> **SHORT TASK**
Reproduce the entries word for word, and omit any picture you find in them.

• • • • •

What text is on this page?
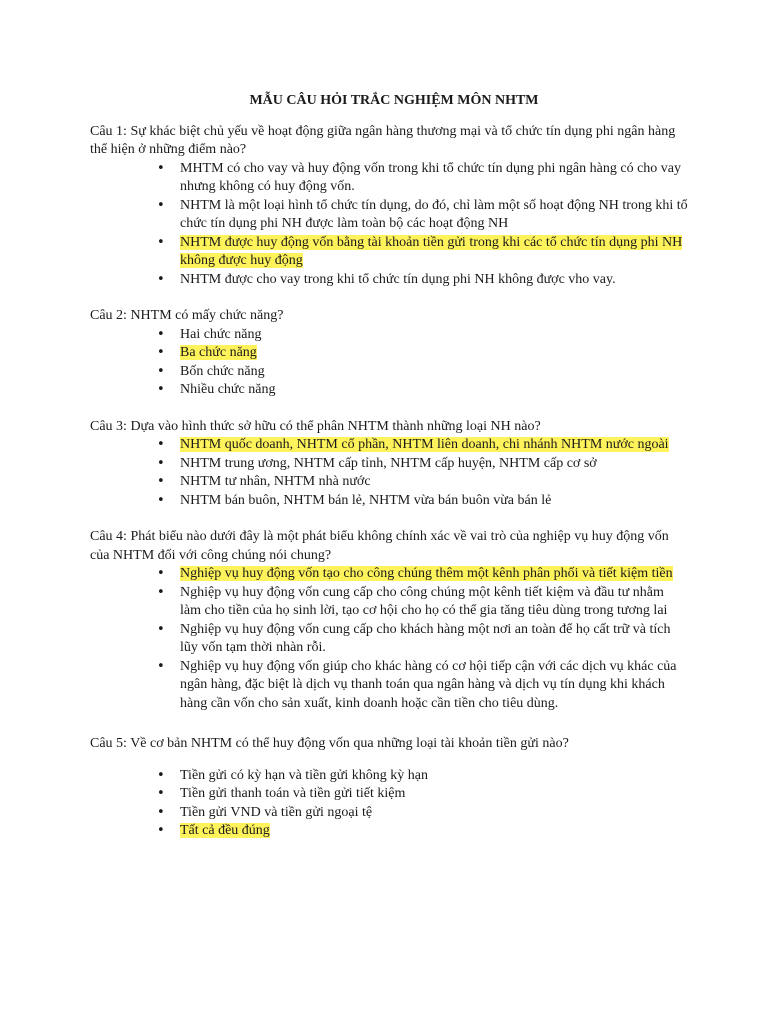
MẪU CÂU HỎI TRẮC NGHIỆM MÔN NHTM

Câu 1: Sự khác biệt chủ yếu về hoạt động giữa ngân hàng thương mại và tổ chức tín dụng phi ngân hàng thể hiện ở những điểm nào?

• MHTM có cho vay và huy động vốn trong khi tổ chức tín dụng phi ngân hàng có cho vay nhưng không có huy động vốn.
• NHTM là một loại hình tổ chức tín dụng, do đó, chỉ làm một số hoạt động NH trong khi tổ chức tín dụng phi NH được làm toàn bộ các hoạt động NH
• NHTM được huy động vốn bằng tài khoản tiền gửi trong khi các tổ chức tín dụng phi NH không được huy động
• NHTM được cho vay trong khi tổ chức tín dụng phi NH không được vho vay.

Câu 2: NHTM có mấy chức năng?

• Hai chức năng
• Ba chức năng
• Bốn chức năng
• Nhiều chức năng

Câu 3: Dựa vào hình thức sở hữu có thể phân NHTM thành những loại NH nào?

• NHTM quốc doanh, NHTM cổ phần, NHTM liên doanh, chi nhánh NHTM nước ngoài
• NHTM trung ương, NHTM cấp tỉnh, NHTM cấp huyện, NHTM cấp cơ sở
• NHTM tư nhân, NHTM nhà nước
• NHTM bán buôn, NHTM bán lẻ, NHTM vừa bán buôn vừa bán lẻ

Câu 4: Phát biểu nào dưới đây là một phát biểu không chính xác về vai trò của nghiệp vụ huy động vốn của NHTM đối với công chúng nói chung?

• Nghiệp vụ huy động vốn tạo cho công chúng thêm một kênh phân phối và tiết kiệm tiền
• Nghiệp vụ huy động vốn cung cấp cho công chúng một kênh tiết kiệm và đầu tư nhằm làm cho tiền của họ sinh lời, tạo cơ hội cho họ có thể gia tăng tiêu dùng trong tương lai
• Nghiệp vụ huy động vốn cung cấp cho khách hàng một nơi an toàn để họ cất trữ và tích lũy vốn tạm thời nhàn rỗi.
• Nghiệp vụ huy động vốn giúp cho khác hàng có cơ hội tiếp cận với các dịch vụ khác của ngân hàng, đặc biệt là dịch vụ thanh toán qua ngân hàng và dịch vụ tín dụng khi khách hàng cần vốn cho sản xuất, kinh doanh hoặc cần tiền cho tiêu dùng.

Câu 5: Về cơ bản NHTM có thể huy động vốn qua những loại tài khoản tiền gửi nào?

• Tiền gửi có kỳ hạn và tiền gửi không kỳ hạn
• Tiền gửi thanh toán và tiền gửi tiết kiệm
• Tiền gửi VND và tiền gửi ngoại tệ
• Tất cả đều đúng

• • • • •

> **CORRECT OUTPUT**
What text is on this page?
MẪU CÂU HỎI TRẮC NGHIỆM MÔN NHTM

Câu 1: Sự khác biệt chủ yếu về hoạt động giữa ngân hàng thương mại và tổ chức tín dụng phi ngân hàng thể hiện ở những điểm nào?

• MHTM có cho vay và huy động vốn trong khi tổ chức tín dụng phi ngân hàng có cho vay nhưng không có huy động vốn.
• NHTM là một loại hình tổ chức tín dụng, do đó, chỉ làm một số hoạt động NH trong khi tổ chức tín dụng phi NH được làm toàn bộ các hoạt động NH
• NHTM được huy động vốn bằng tài khoản tiền gửi trong khi các tổ chức tín dụng phi NH không được huy động
• NHTM được cho vay trong khi tổ chức tín dụng phi NH không được vho vay.

Câu 2: NHTM có mấy chức năng?

• Hai chức năng
• Ba chức năng
• Bốn chức năng
• Nhiều chức năng

Câu 3: Dựa vào hình thức sở hữu có thể phân NHTM thành những loại NH nào?

• NHTM quốc doanh, NHTM cổ phần, NHTM liên doanh, chi nhánh NHTM nước ngoài
• NHTM trung ương, NHTM cấp tỉnh, NHTM cấp huyện, NHTM cấp cơ sở
• NHTM tư nhân, NHTM nhà nước
• NHTM bán buôn, NHTM bán lẻ, NHTM vừa bán buôn vừa bán lẻ

Câu 4: Phát biểu nào dưới đây là một phát biểu không chính xác về vai trò của nghiệp vụ huy động vốn của NHTM đối với công chúng nói chung?

• Nghiệp vụ huy động vốn tạo cho công chúng thêm một kênh phân phối và tiết kiệm tiền
• Nghiệp vụ huy động vốn cung cấp cho công chúng một kênh tiết kiệm và đầu tư nhằm làm cho tiền của họ sinh lời, tạo cơ hội cho họ có thể gia tăng tiêu dùng trong tương lai
• Nghiệp vụ huy động vốn cung cấp cho khách hàng một nơi an toàn để họ cất trữ và tích lũy vốn tạm thời nhàn rỗi.
• Nghiệp vụ huy động vốn giúp cho khác hàng có cơ hội tiếp cận với các dịch vụ khác của ngân hàng, đặc biệt là dịch vụ thanh toán qua ngân hàng và dịch vụ tín dụng khi khách hàng cần vốn cho sản xuất, kinh doanh hoặc cần tiền cho tiêu dùng.

Câu 5: Về cơ bản NHTM có thể huy động vốn qua những loại tài khoản tiền gửi nào?

• Tiền gửi có kỳ hạn và tiền gửi không kỳ hạn
• Tiền gửi thanh toán và tiền gửi tiết kiệm
• Tiền gửi VND và tiền gửi ngoại tệ
• Tất cả đều đúng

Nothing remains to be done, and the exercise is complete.